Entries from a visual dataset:
···

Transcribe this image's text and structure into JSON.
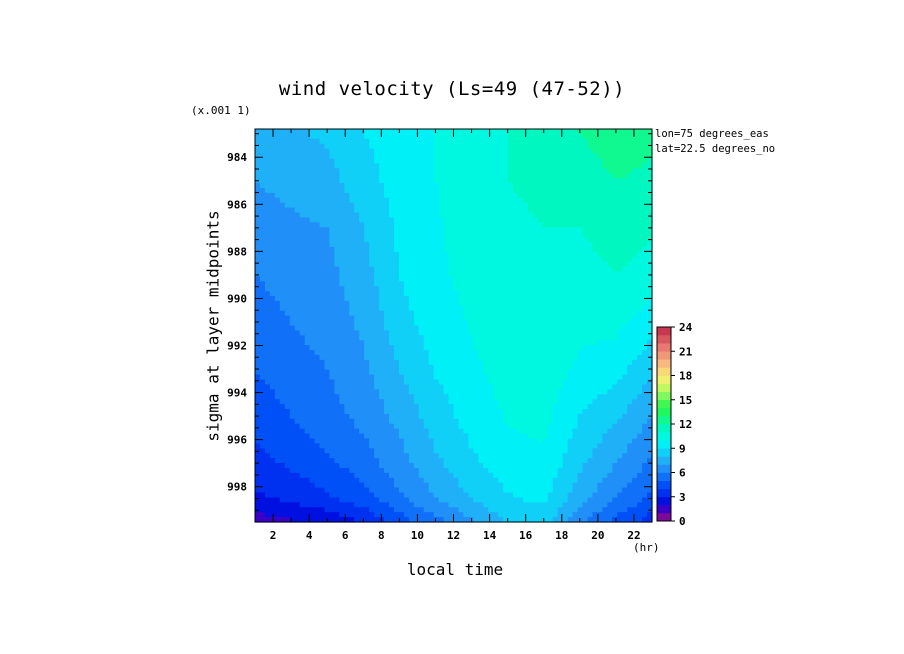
{
  "chart_data": {
    "type": "heatmap",
    "title": "wind velocity (Ls=49 (47-52))",
    "scale_note": "(x.001 1)",
    "xlabel": "local time",
    "ylabel": "sigma at layer midpoints",
    "x_unit": "(hr)",
    "annotations": [
      "lon=75 degrees_eas",
      "lat=22.5 degrees_no"
    ],
    "x_ticks": [
      2,
      4,
      6,
      8,
      10,
      12,
      14,
      16,
      18,
      20,
      22
    ],
    "y_ticks": [
      984,
      986,
      988,
      990,
      992,
      994,
      996,
      998
    ],
    "xlim": [
      1,
      23
    ],
    "ylim": [
      982.8,
      999.5
    ],
    "y_reversed": true,
    "grid": false,
    "x": [
      1,
      3,
      5,
      7,
      9,
      11,
      13,
      15,
      17,
      19,
      21,
      23
    ],
    "y": [
      983,
      985,
      987,
      989,
      991,
      993,
      995,
      997,
      998.5,
      999.4
    ],
    "z": [
      [
        7.5,
        7.8,
        8.2,
        9.0,
        9.5,
        10.0,
        10.5,
        11.0,
        11.5,
        12.0,
        12.5,
        12.2
      ],
      [
        7.0,
        7.3,
        7.6,
        8.6,
        9.4,
        10.0,
        10.5,
        11.0,
        11.2,
        11.5,
        12.0,
        11.8
      ],
      [
        6.5,
        6.8,
        7.0,
        8.0,
        9.2,
        9.9,
        10.4,
        10.8,
        11.0,
        11.0,
        11.5,
        11.2
      ],
      [
        6.0,
        6.4,
        6.7,
        7.6,
        9.0,
        9.8,
        10.3,
        10.7,
        10.9,
        10.6,
        11.0,
        10.5
      ],
      [
        5.5,
        6.0,
        6.4,
        7.2,
        8.6,
        9.5,
        10.1,
        10.6,
        10.8,
        10.3,
        10.3,
        9.5
      ],
      [
        5.0,
        5.6,
        6.0,
        6.8,
        8.0,
        9.1,
        9.8,
        10.4,
        10.6,
        9.8,
        9.4,
        8.2
      ],
      [
        4.4,
        5.0,
        5.6,
        6.3,
        7.3,
        8.5,
        9.4,
        10.1,
        10.3,
        9.0,
        8.2,
        7.0
      ],
      [
        3.6,
        4.2,
        4.8,
        5.5,
        6.6,
        7.8,
        8.8,
        9.6,
        9.8,
        8.2,
        7.0,
        5.8
      ],
      [
        2.8,
        3.2,
        3.8,
        4.6,
        5.8,
        7.0,
        8.0,
        8.9,
        9.2,
        7.4,
        6.0,
        4.8
      ],
      [
        1.6,
        2.0,
        2.4,
        3.2,
        4.6,
        5.8,
        7.0,
        8.2,
        8.6,
        6.4,
        4.8,
        3.6
      ]
    ],
    "colorbar": {
      "ticks": [
        0,
        3,
        6,
        9,
        12,
        15,
        18,
        21,
        24
      ],
      "range": [
        0,
        24
      ],
      "step": 1
    }
  }
}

···

WHAT THE EXERCISE ASKS — Each line above is to be copied verbatim. Drop any image from the copy.

WRITTEN ANSWER —
Transcribe this image's text and structure into JSON.
{
  "chart_data": {
    "type": "heatmap",
    "title": "wind velocity (Ls=49 (47-52))",
    "scale_note": "(x.001 1)",
    "xlabel": "local time",
    "ylabel": "sigma at layer midpoints",
    "x_unit": "(hr)",
    "annotations": [
      "lon=75 degrees_eas",
      "lat=22.5 degrees_no"
    ],
    "x_ticks": [
      2,
      4,
      6,
      8,
      10,
      12,
      14,
      16,
      18,
      20,
      22
    ],
    "y_ticks": [
      984,
      986,
      988,
      990,
      992,
      994,
      996,
      998
    ],
    "xlim": [
      1,
      23
    ],
    "ylim": [
      982.8,
      999.5
    ],
    "y_reversed": true,
    "grid": false,
    "x": [
      1,
      3,
      5,
      7,
      9,
      11,
      13,
      15,
      17,
      19,
      21,
      23
    ],
    "y": [
      983,
      985,
      987,
      989,
      991,
      993,
      995,
      997,
      998.5,
      999.4
    ],
    "z": [
      [
        7.5,
        7.8,
        8.2,
        9.0,
        9.5,
        10.0,
        10.5,
        11.0,
        11.5,
        12.0,
        12.5,
        12.2
      ],
      [
        7.0,
        7.3,
        7.6,
        8.6,
        9.4,
        10.0,
        10.5,
        11.0,
        11.2,
        11.5,
        12.0,
        11.8
      ],
      [
        6.5,
        6.8,
        7.0,
        8.0,
        9.2,
        9.9,
        10.4,
        10.8,
        11.0,
        11.0,
        11.5,
        11.2
      ],
      [
        6.0,
        6.4,
        6.7,
        7.6,
        9.0,
        9.8,
        10.3,
        10.7,
        10.9,
        10.6,
        11.0,
        10.5
      ],
      [
        5.5,
        6.0,
        6.4,
        7.2,
        8.6,
        9.5,
        10.1,
        10.6,
        10.8,
        10.3,
        10.3,
        9.5
      ],
      [
        5.0,
        5.6,
        6.0,
        6.8,
        8.0,
        9.1,
        9.8,
        10.4,
        10.6,
        9.8,
        9.4,
        8.2
      ],
      [
        4.4,
        5.0,
        5.6,
        6.3,
        7.3,
        8.5,
        9.4,
        10.1,
        10.3,
        9.0,
        8.2,
        7.0
      ],
      [
        3.6,
        4.2,
        4.8,
        5.5,
        6.6,
        7.8,
        8.8,
        9.6,
        9.8,
        8.2,
        7.0,
        5.8
      ],
      [
        2.8,
        3.2,
        3.8,
        4.6,
        5.8,
        7.0,
        8.0,
        8.9,
        9.2,
        7.4,
        6.0,
        4.8
      ],
      [
        1.6,
        2.0,
        2.4,
        3.2,
        4.6,
        5.8,
        7.0,
        8.2,
        8.6,
        6.4,
        4.8,
        3.6
      ]
    ],
    "colorbar": {
      "ticks": [
        0,
        3,
        6,
        9,
        12,
        15,
        18,
        21,
        24
      ],
      "range": [
        0,
        24
      ],
      "step": 1
    }
  }
}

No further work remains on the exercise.